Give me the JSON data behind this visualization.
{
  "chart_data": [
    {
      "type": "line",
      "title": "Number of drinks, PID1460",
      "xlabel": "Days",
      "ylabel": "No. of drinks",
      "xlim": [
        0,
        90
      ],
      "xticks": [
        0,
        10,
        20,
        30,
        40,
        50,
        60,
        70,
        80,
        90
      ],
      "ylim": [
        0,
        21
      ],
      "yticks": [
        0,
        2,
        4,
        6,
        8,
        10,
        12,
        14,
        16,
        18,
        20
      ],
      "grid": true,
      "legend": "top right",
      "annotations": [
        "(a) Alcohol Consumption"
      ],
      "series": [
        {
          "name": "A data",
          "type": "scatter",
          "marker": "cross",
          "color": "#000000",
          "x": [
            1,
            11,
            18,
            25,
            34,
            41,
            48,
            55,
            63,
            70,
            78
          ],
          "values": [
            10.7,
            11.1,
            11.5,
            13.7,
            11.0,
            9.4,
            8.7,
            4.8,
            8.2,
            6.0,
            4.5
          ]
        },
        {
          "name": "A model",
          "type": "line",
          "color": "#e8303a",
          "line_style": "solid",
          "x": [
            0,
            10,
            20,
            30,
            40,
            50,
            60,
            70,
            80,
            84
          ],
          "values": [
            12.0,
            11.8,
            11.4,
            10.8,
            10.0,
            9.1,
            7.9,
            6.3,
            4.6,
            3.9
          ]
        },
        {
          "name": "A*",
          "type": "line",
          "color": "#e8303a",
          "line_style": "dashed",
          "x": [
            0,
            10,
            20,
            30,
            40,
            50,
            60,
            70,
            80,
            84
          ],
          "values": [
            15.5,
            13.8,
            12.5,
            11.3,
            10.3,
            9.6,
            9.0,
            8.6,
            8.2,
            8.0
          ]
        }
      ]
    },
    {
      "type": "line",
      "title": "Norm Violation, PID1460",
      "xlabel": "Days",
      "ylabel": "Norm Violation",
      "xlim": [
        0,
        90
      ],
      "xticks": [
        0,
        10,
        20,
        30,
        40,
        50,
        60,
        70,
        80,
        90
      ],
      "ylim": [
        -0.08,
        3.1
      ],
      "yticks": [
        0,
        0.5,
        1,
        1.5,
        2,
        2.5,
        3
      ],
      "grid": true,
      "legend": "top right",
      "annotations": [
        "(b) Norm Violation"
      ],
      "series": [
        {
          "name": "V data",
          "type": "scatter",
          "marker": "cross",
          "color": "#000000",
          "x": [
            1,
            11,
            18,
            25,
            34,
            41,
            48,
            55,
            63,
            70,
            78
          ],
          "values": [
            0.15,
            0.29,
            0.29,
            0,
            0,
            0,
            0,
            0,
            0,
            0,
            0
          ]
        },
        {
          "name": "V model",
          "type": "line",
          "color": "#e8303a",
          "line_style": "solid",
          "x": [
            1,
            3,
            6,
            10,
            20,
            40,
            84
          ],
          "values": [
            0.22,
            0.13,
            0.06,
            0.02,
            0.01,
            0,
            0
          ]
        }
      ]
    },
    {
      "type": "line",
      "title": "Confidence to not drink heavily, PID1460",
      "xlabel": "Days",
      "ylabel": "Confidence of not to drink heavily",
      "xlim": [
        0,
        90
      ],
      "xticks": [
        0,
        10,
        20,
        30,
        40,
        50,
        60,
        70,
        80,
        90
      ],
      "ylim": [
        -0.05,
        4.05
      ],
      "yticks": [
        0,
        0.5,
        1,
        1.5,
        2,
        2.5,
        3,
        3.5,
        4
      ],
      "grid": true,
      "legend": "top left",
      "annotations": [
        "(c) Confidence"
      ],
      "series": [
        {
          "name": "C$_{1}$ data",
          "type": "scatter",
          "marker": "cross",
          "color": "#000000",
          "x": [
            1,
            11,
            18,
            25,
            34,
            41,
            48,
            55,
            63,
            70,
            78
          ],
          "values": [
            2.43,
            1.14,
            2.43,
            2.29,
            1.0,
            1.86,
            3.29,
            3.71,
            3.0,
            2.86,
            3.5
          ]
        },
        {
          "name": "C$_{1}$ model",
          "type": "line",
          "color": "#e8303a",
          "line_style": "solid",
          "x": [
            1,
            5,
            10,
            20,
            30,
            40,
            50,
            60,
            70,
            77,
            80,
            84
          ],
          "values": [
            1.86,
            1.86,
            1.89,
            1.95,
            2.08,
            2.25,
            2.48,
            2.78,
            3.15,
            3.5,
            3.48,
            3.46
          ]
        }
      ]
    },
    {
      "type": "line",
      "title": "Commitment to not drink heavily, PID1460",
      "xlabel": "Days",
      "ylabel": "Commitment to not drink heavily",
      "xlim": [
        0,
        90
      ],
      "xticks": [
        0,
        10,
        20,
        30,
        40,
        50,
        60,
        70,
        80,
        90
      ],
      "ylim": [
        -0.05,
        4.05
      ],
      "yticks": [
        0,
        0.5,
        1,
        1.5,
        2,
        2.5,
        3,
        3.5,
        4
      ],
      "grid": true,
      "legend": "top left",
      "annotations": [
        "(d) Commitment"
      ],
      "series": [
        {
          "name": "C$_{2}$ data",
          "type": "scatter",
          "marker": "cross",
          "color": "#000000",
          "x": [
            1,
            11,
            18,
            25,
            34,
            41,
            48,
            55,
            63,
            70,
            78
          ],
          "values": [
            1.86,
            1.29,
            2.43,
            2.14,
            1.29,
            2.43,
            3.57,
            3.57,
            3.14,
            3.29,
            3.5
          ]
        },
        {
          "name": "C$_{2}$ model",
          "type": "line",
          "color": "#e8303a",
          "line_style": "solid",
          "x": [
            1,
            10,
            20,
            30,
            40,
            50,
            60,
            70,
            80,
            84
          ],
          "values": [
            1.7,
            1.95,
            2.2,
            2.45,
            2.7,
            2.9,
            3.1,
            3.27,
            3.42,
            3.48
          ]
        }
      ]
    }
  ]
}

- [Aim]: Copy out each line of the data where the string "ylabel" appears.

- [The solution]:
      "ylabel": "No. of drinks",
      "ylabel": "Norm Violation",
      "ylabel": "Confidence of not to drink heavily",
      "ylabel": "Commitment to not drink heavily",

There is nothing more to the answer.